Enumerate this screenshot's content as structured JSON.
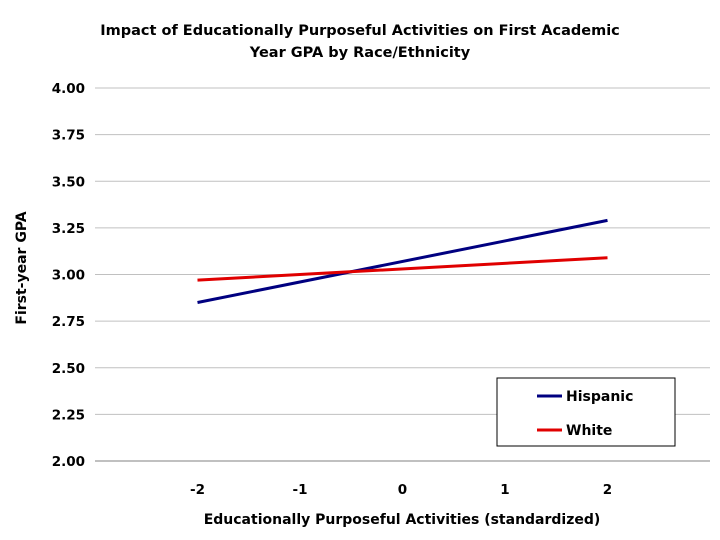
{
  "chart_data": {
    "type": "line",
    "title_lines": [
      "Impact of Educationally Purposeful Activities on First Academic",
      "Year GPA by Race/Ethnicity"
    ],
    "xlabel": "Educationally Purposeful Activities (standardized)",
    "ylabel": "First-year GPA",
    "x": [
      -2,
      2
    ],
    "x_ticks": [
      -2,
      -1,
      0,
      1,
      2
    ],
    "x_tick_labels": [
      "-2",
      "-1",
      "0",
      "1",
      "2"
    ],
    "y_ticks": [
      2.0,
      2.25,
      2.5,
      2.75,
      3.0,
      3.25,
      3.5,
      3.75,
      4.0
    ],
    "y_tick_labels": [
      "2.00",
      "2.25",
      "2.50",
      "2.75",
      "3.00",
      "3.25",
      "3.50",
      "3.75",
      "4.00"
    ],
    "ylim": [
      2.0,
      4.0
    ],
    "xlim": [
      -3,
      3
    ],
    "grid": true,
    "legend_position": "bottom-right",
    "series": [
      {
        "name": "Hispanic",
        "color": "#000080",
        "x": [
          -2,
          2
        ],
        "values": [
          2.85,
          3.29
        ]
      },
      {
        "name": "White",
        "color": "#e00000",
        "x": [
          -2,
          2
        ],
        "values": [
          2.97,
          3.09
        ]
      }
    ]
  }
}
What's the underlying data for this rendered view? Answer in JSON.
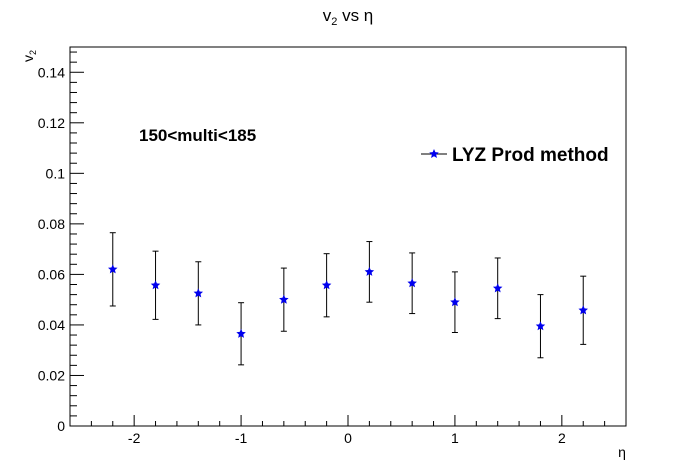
{
  "chart_data": {
    "type": "scatter",
    "title": "v",
    "title_sub": "2",
    "title_rest": " vs η",
    "xlabel": "η",
    "ylabel": "v",
    "ylabel_sub": "2",
    "xlim": [
      -2.6,
      2.6
    ],
    "ylim": [
      0,
      0.15
    ],
    "x_ticks": [
      -2,
      -1,
      0,
      1,
      2
    ],
    "x_tick_labels": [
      "-2",
      "-1",
      "0",
      "1",
      "2"
    ],
    "y_ticks": [
      0,
      0.02,
      0.04,
      0.06,
      0.08,
      0.1,
      0.12,
      0.14
    ],
    "y_tick_labels": [
      "0",
      "0.02",
      "0.04",
      "0.06",
      "0.08",
      "0.1",
      "0.12",
      "0.14"
    ],
    "grid": false,
    "annotation": "150<multi<185",
    "legend_placement": "right",
    "marker_color": "#0000ee",
    "series": [
      {
        "name": "LYZ Prod method",
        "x": [
          -2.2,
          -1.8,
          -1.4,
          -1.0,
          -0.6,
          -0.2,
          0.2,
          0.6,
          1.0,
          1.4,
          1.8,
          2.2
        ],
        "y": [
          0.062,
          0.0557,
          0.0525,
          0.0365,
          0.05,
          0.0557,
          0.061,
          0.0565,
          0.049,
          0.0545,
          0.0395,
          0.0458
        ],
        "err": [
          0.0145,
          0.0135,
          0.0125,
          0.0123,
          0.0125,
          0.0125,
          0.012,
          0.012,
          0.012,
          0.012,
          0.0125,
          0.0135
        ]
      }
    ]
  }
}
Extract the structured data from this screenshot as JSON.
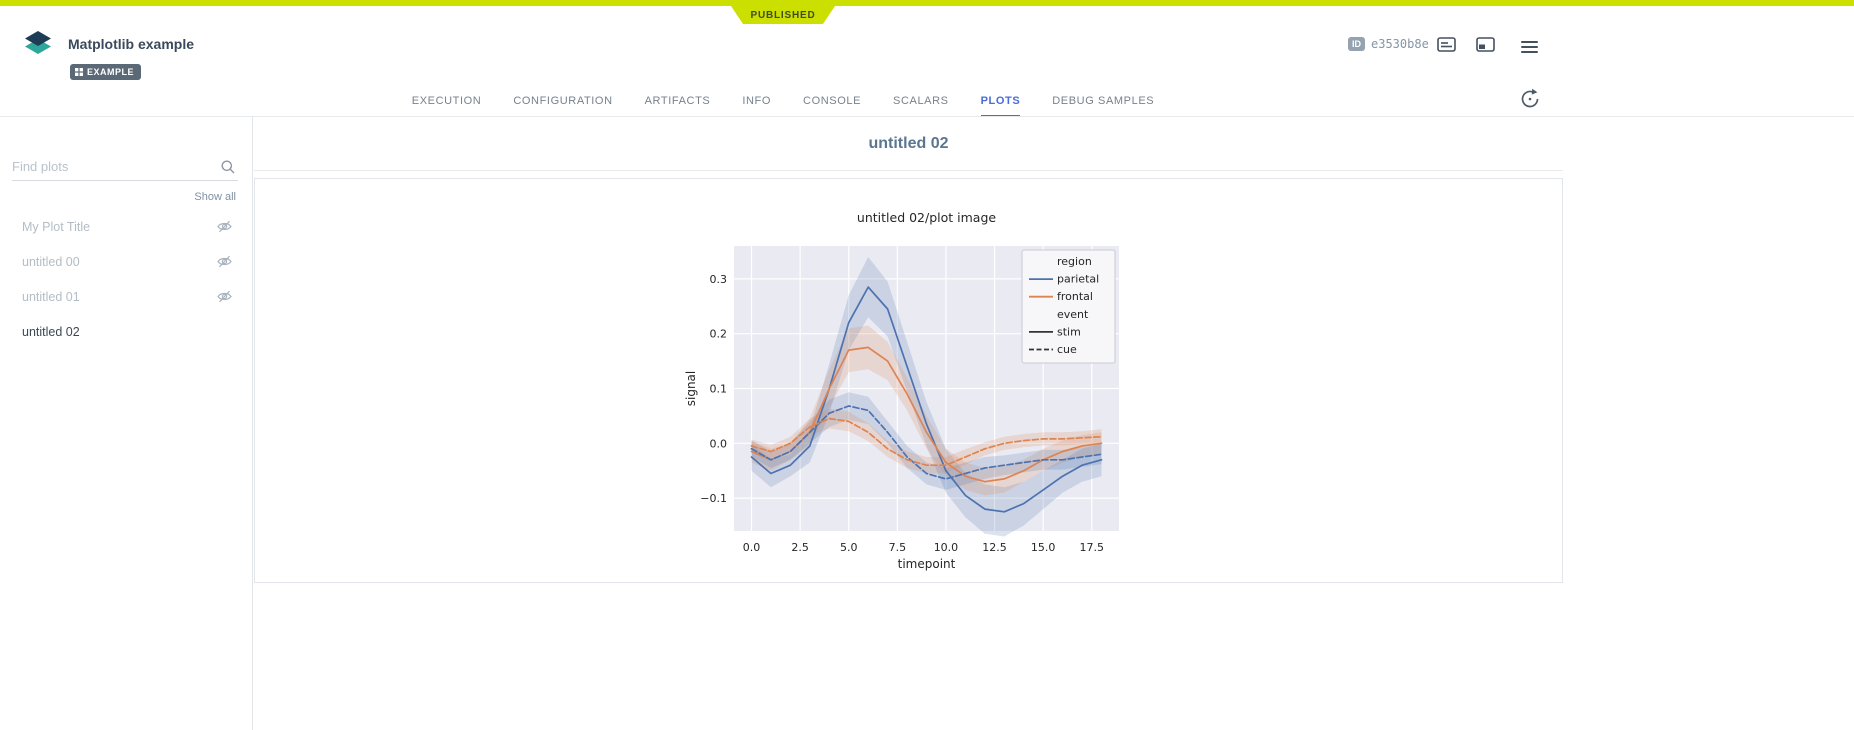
{
  "header": {
    "status": "PUBLISHED",
    "title": "Matplotlib example",
    "badge": "EXAMPLE",
    "id_label": "ID",
    "id_value": "e3530b8e"
  },
  "tabs": [
    {
      "label": "EXECUTION",
      "active": false
    },
    {
      "label": "CONFIGURATION",
      "active": false
    },
    {
      "label": "ARTIFACTS",
      "active": false
    },
    {
      "label": "INFO",
      "active": false
    },
    {
      "label": "CONSOLE",
      "active": false
    },
    {
      "label": "SCALARS",
      "active": false
    },
    {
      "label": "PLOTS",
      "active": true
    },
    {
      "label": "DEBUG SAMPLES",
      "active": false
    }
  ],
  "sidebar": {
    "search_placeholder": "Find plots",
    "show_all": "Show all",
    "items": [
      {
        "label": "My Plot Title",
        "hidden": true,
        "selected": false
      },
      {
        "label": "untitled 00",
        "hidden": true,
        "selected": false
      },
      {
        "label": "untitled 01",
        "hidden": true,
        "selected": false
      },
      {
        "label": "untitled 02",
        "hidden": false,
        "selected": true
      }
    ]
  },
  "main": {
    "section_title": "untitled 02"
  },
  "icons": {
    "logo": "stacked-layers",
    "search": "magnifier",
    "hidden_plot": "eye-off",
    "details": "text-lines-box",
    "panel": "split-panel",
    "menu": "hamburger",
    "auto_refresh": "circular-arrow"
  },
  "colors": {
    "published_green": "#cbdf00",
    "accent_blue": "#4a6cd9",
    "title_slate": "#3a4a5c",
    "heading_blue_gray": "#5a7690",
    "series_blue": "#4c72b0",
    "series_orange": "#dd8452"
  },
  "chart_data": {
    "type": "line",
    "title": "untitled 02/plot image",
    "xlabel": "timepoint",
    "ylabel": "signal",
    "xlim": [
      -0.9,
      18.9
    ],
    "ylim": [
      -0.16,
      0.36
    ],
    "xticks": [
      0,
      2.5,
      5,
      7.5,
      10,
      12.5,
      15,
      17.5
    ],
    "xtick_labels": [
      "0.0",
      "2.5",
      "5.0",
      "7.5",
      "10.0",
      "12.5",
      "15.0",
      "17.5"
    ],
    "yticks": [
      0.3,
      0.2,
      0.1,
      0.0,
      -0.1
    ],
    "ytick_labels": [
      "0.3",
      "0.2",
      "0.1",
      "0.0",
      "−0.1"
    ],
    "background": "#eaeaf2",
    "grid_color": "#ffffff",
    "text_color": "#262626",
    "grid": true,
    "legend_position": "upper right",
    "x": [
      0,
      1,
      2,
      3,
      4,
      5,
      6,
      7,
      8,
      9,
      10,
      11,
      12,
      13,
      14,
      15,
      16,
      17,
      18
    ],
    "series": [
      {
        "name": "parietal-stim",
        "region": "parietal",
        "event": "stim",
        "color": "#4c72b0",
        "dash": "solid",
        "values": [
          -0.025,
          -0.055,
          -0.04,
          -0.005,
          0.1,
          0.22,
          0.285,
          0.245,
          0.14,
          0.035,
          -0.05,
          -0.095,
          -0.12,
          -0.125,
          -0.11,
          -0.085,
          -0.06,
          -0.04,
          -0.03
        ],
        "ci": [
          0.025,
          0.025,
          0.02,
          0.03,
          0.045,
          0.05,
          0.055,
          0.05,
          0.045,
          0.04,
          0.04,
          0.04,
          0.045,
          0.045,
          0.04,
          0.035,
          0.03,
          0.03,
          0.03
        ]
      },
      {
        "name": "frontal-stim",
        "region": "frontal",
        "event": "stim",
        "color": "#dd8452",
        "dash": "solid",
        "values": [
          -0.015,
          -0.03,
          -0.015,
          0.02,
          0.1,
          0.17,
          0.175,
          0.15,
          0.09,
          0.02,
          -0.035,
          -0.06,
          -0.07,
          -0.065,
          -0.05,
          -0.03,
          -0.015,
          -0.005,
          0.0
        ],
        "ci": [
          0.02,
          0.02,
          0.015,
          0.025,
          0.035,
          0.04,
          0.04,
          0.035,
          0.03,
          0.03,
          0.025,
          0.025,
          0.025,
          0.025,
          0.02,
          0.02,
          0.02,
          0.02,
          0.02
        ]
      },
      {
        "name": "parietal-cue",
        "region": "parietal",
        "event": "cue",
        "color": "#4c72b0",
        "dash": "dashed",
        "values": [
          -0.01,
          -0.03,
          -0.015,
          0.02,
          0.055,
          0.068,
          0.06,
          0.02,
          -0.025,
          -0.055,
          -0.065,
          -0.055,
          -0.045,
          -0.04,
          -0.035,
          -0.03,
          -0.03,
          -0.025,
          -0.02
        ],
        "ci": [
          0.015,
          0.015,
          0.015,
          0.02,
          0.025,
          0.025,
          0.025,
          0.02,
          0.02,
          0.02,
          0.02,
          0.02,
          0.02,
          0.018,
          0.018,
          0.018,
          0.018,
          0.018,
          0.018
        ]
      },
      {
        "name": "frontal-cue",
        "region": "frontal",
        "event": "cue",
        "color": "#dd8452",
        "dash": "dashed",
        "values": [
          -0.005,
          -0.015,
          0.0,
          0.03,
          0.045,
          0.04,
          0.02,
          -0.01,
          -0.03,
          -0.04,
          -0.04,
          -0.025,
          -0.01,
          0.0,
          0.005,
          0.008,
          0.008,
          0.01,
          0.012
        ],
        "ci": [
          0.012,
          0.012,
          0.012,
          0.015,
          0.018,
          0.018,
          0.016,
          0.015,
          0.015,
          0.015,
          0.015,
          0.014,
          0.012,
          0.012,
          0.012,
          0.012,
          0.012,
          0.012,
          0.014
        ]
      }
    ],
    "legend": {
      "rows": [
        {
          "type": "title",
          "label": "region"
        },
        {
          "type": "entry",
          "label": "parietal",
          "color": "#4c72b0",
          "dash": "solid"
        },
        {
          "type": "entry",
          "label": "frontal",
          "color": "#dd8452",
          "dash": "solid"
        },
        {
          "type": "title",
          "label": "event"
        },
        {
          "type": "entry",
          "label": "stim",
          "color": "#333333",
          "dash": "solid"
        },
        {
          "type": "entry",
          "label": "cue",
          "color": "#333333",
          "dash": "dashed"
        }
      ]
    }
  }
}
_ _ _ _ _
Copy out the lines in which the string "xlabel" appears.

- Response below:
    "xlabel": "Educationally Purposeful Activities (standardized)",
    "xlabel": "η",
    "xlabel": "timepoint",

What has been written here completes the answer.